- WHAT THE TASK REQUIRES -
Using the listing below, give the number of lines where "SQUARE" appears, and nothing else.

- EXERCISE INPUTS -
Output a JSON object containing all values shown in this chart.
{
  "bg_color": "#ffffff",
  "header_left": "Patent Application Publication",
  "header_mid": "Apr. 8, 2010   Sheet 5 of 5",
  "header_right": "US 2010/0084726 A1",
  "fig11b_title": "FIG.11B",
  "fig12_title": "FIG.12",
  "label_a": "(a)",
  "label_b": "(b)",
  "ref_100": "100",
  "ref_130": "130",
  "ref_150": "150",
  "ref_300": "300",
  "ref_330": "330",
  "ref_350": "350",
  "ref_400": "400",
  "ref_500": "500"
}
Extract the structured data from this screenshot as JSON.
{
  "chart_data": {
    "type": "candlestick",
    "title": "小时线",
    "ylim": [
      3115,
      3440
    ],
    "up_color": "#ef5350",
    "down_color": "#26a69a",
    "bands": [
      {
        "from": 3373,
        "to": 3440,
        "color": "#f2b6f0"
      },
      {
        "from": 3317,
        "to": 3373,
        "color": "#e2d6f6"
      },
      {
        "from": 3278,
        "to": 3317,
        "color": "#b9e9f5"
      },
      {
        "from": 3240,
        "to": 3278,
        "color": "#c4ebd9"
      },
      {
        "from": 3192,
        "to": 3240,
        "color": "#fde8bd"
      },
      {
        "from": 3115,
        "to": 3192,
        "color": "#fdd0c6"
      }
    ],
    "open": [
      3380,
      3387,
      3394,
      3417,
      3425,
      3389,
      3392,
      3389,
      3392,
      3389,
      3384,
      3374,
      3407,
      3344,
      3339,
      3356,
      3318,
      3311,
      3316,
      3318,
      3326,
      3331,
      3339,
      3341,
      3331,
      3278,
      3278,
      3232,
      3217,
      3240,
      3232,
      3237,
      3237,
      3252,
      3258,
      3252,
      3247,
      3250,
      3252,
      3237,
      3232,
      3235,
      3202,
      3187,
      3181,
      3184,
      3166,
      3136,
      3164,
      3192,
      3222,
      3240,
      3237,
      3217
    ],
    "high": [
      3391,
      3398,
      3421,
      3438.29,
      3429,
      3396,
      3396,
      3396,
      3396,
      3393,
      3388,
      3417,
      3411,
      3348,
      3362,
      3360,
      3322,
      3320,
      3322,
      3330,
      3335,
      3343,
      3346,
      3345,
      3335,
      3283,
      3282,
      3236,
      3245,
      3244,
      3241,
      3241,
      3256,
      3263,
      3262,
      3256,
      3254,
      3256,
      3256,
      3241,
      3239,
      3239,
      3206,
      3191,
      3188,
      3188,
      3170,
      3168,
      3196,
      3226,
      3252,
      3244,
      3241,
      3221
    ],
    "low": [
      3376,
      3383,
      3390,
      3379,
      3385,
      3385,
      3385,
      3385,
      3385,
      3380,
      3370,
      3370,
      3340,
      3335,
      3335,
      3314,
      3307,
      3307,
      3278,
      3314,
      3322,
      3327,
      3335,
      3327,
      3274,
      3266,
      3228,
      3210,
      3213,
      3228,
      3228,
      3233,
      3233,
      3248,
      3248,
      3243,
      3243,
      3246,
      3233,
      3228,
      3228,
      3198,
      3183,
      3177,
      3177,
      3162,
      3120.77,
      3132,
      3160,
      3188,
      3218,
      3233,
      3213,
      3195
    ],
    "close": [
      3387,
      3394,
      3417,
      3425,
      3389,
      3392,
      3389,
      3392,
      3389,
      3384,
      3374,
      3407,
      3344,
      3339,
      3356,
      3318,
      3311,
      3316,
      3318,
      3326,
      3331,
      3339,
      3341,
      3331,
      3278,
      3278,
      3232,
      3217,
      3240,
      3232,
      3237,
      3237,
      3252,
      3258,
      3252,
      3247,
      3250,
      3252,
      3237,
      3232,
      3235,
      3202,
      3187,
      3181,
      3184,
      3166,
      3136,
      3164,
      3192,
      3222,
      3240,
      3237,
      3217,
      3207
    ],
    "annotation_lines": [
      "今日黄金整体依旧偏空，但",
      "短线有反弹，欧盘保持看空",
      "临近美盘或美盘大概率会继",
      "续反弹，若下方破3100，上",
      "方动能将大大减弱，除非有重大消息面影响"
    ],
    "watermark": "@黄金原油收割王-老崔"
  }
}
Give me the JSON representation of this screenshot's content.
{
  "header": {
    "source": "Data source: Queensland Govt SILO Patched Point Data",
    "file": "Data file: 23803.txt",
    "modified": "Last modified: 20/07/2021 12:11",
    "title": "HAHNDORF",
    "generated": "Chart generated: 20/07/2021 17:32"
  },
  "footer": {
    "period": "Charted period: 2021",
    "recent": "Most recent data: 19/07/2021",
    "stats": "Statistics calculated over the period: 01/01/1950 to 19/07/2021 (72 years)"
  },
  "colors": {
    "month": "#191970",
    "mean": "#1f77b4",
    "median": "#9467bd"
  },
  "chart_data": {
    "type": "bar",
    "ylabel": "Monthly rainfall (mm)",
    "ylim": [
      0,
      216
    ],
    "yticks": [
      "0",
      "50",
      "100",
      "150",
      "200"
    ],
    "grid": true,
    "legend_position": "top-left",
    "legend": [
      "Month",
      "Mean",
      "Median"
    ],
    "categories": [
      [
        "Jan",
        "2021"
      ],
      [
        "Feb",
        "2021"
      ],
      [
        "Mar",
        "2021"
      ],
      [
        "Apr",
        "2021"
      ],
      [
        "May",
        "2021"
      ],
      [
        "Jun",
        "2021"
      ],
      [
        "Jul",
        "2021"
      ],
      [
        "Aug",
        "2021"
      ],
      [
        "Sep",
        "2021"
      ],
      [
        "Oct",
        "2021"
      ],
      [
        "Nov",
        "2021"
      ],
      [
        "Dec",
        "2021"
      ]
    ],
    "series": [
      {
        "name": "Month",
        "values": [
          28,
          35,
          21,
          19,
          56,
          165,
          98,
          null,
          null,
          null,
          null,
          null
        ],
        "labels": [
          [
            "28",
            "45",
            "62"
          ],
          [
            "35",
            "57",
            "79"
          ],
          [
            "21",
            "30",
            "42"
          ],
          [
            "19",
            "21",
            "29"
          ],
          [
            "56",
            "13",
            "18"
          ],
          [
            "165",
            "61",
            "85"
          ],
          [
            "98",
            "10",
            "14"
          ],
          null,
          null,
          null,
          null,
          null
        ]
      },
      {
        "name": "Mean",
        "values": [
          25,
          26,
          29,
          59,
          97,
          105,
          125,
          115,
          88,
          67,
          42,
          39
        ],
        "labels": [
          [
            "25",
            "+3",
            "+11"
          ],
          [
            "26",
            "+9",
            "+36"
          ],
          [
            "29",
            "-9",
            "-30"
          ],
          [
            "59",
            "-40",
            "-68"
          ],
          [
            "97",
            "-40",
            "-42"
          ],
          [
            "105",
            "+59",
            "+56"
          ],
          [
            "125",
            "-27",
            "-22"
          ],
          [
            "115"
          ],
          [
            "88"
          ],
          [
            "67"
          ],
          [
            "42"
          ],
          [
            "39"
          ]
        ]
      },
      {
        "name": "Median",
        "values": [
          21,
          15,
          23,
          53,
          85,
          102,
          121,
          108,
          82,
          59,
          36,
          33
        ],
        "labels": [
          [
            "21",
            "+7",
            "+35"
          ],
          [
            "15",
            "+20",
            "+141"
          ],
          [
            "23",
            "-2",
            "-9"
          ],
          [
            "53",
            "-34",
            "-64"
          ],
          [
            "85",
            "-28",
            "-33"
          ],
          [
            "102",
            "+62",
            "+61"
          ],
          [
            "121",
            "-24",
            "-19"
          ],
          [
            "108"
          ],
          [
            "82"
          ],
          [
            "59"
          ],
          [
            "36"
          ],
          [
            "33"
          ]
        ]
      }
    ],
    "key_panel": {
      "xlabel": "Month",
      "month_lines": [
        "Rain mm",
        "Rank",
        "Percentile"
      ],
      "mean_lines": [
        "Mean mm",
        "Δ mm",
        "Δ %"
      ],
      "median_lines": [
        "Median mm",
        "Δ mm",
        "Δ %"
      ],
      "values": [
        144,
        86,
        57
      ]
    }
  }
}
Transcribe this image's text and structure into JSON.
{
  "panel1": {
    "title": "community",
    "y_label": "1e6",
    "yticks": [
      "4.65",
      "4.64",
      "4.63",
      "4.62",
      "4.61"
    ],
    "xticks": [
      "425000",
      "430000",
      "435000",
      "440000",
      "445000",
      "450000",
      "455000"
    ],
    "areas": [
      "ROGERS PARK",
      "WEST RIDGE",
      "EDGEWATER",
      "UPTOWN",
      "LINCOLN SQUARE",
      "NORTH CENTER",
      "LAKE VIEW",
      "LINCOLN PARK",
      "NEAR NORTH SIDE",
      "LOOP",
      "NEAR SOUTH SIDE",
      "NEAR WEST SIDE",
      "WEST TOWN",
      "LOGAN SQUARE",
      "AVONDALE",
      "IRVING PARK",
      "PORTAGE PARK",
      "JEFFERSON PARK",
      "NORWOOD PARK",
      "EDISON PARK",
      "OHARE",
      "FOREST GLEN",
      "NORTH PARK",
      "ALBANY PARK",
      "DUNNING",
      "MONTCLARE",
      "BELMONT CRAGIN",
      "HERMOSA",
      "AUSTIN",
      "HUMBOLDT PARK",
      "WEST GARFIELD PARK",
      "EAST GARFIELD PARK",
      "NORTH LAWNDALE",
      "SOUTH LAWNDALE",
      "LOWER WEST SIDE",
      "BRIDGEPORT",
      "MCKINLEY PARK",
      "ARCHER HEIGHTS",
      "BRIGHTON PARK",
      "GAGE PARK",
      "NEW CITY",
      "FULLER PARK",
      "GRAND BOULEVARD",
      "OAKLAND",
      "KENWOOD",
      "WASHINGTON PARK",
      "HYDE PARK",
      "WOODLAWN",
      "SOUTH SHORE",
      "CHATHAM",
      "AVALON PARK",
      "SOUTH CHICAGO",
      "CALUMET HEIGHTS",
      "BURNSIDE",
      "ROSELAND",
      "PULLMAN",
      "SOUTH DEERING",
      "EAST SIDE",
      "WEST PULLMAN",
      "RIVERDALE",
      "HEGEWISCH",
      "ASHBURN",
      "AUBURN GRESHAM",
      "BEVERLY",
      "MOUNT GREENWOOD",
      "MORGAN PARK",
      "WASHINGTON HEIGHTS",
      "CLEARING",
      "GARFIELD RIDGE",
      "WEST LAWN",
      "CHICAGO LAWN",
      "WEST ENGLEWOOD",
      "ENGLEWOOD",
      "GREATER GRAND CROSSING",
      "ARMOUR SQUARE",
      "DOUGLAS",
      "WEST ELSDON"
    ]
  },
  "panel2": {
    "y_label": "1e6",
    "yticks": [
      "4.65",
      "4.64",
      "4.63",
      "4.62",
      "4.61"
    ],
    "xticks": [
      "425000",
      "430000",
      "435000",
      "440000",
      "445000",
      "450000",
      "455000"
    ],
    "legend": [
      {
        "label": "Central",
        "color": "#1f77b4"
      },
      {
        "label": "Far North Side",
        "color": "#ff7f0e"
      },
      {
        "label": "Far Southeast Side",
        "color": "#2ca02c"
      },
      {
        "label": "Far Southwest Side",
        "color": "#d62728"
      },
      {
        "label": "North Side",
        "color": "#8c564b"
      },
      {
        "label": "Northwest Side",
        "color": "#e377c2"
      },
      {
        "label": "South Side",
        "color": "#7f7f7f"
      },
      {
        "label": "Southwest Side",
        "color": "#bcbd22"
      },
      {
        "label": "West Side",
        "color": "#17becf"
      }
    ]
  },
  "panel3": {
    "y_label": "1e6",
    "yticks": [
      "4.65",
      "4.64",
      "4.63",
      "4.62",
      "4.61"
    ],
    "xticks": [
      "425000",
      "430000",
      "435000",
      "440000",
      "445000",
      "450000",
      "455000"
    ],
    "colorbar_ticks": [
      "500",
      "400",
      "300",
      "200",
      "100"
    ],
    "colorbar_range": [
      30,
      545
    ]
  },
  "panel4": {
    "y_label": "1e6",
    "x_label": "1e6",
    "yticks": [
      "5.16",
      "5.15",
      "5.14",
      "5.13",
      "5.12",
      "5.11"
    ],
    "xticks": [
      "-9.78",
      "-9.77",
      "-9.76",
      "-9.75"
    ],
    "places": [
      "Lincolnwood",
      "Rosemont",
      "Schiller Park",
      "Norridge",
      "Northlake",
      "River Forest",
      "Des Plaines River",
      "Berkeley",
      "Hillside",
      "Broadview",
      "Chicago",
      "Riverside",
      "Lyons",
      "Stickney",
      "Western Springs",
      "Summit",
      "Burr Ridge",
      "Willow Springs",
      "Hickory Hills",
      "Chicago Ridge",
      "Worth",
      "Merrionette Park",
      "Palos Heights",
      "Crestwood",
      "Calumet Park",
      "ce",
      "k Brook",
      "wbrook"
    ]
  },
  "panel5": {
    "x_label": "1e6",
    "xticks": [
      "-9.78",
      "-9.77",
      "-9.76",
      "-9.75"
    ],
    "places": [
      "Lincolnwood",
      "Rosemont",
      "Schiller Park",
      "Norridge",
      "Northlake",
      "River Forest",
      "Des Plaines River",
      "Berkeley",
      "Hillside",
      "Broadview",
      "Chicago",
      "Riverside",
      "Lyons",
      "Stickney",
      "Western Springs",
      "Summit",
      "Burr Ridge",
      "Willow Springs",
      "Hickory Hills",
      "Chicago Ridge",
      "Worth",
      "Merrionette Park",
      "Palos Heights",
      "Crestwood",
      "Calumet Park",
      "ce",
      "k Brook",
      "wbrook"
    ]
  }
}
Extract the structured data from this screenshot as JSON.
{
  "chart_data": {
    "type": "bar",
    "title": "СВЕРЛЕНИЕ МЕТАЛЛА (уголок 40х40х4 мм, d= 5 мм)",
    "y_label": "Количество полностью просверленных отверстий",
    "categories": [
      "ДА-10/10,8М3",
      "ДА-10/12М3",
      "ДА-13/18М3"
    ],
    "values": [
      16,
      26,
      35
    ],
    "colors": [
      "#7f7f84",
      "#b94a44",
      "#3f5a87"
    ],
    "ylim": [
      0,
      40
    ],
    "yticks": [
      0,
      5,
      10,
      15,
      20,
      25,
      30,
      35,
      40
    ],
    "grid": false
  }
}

- RESULT OF THIS TASK -
3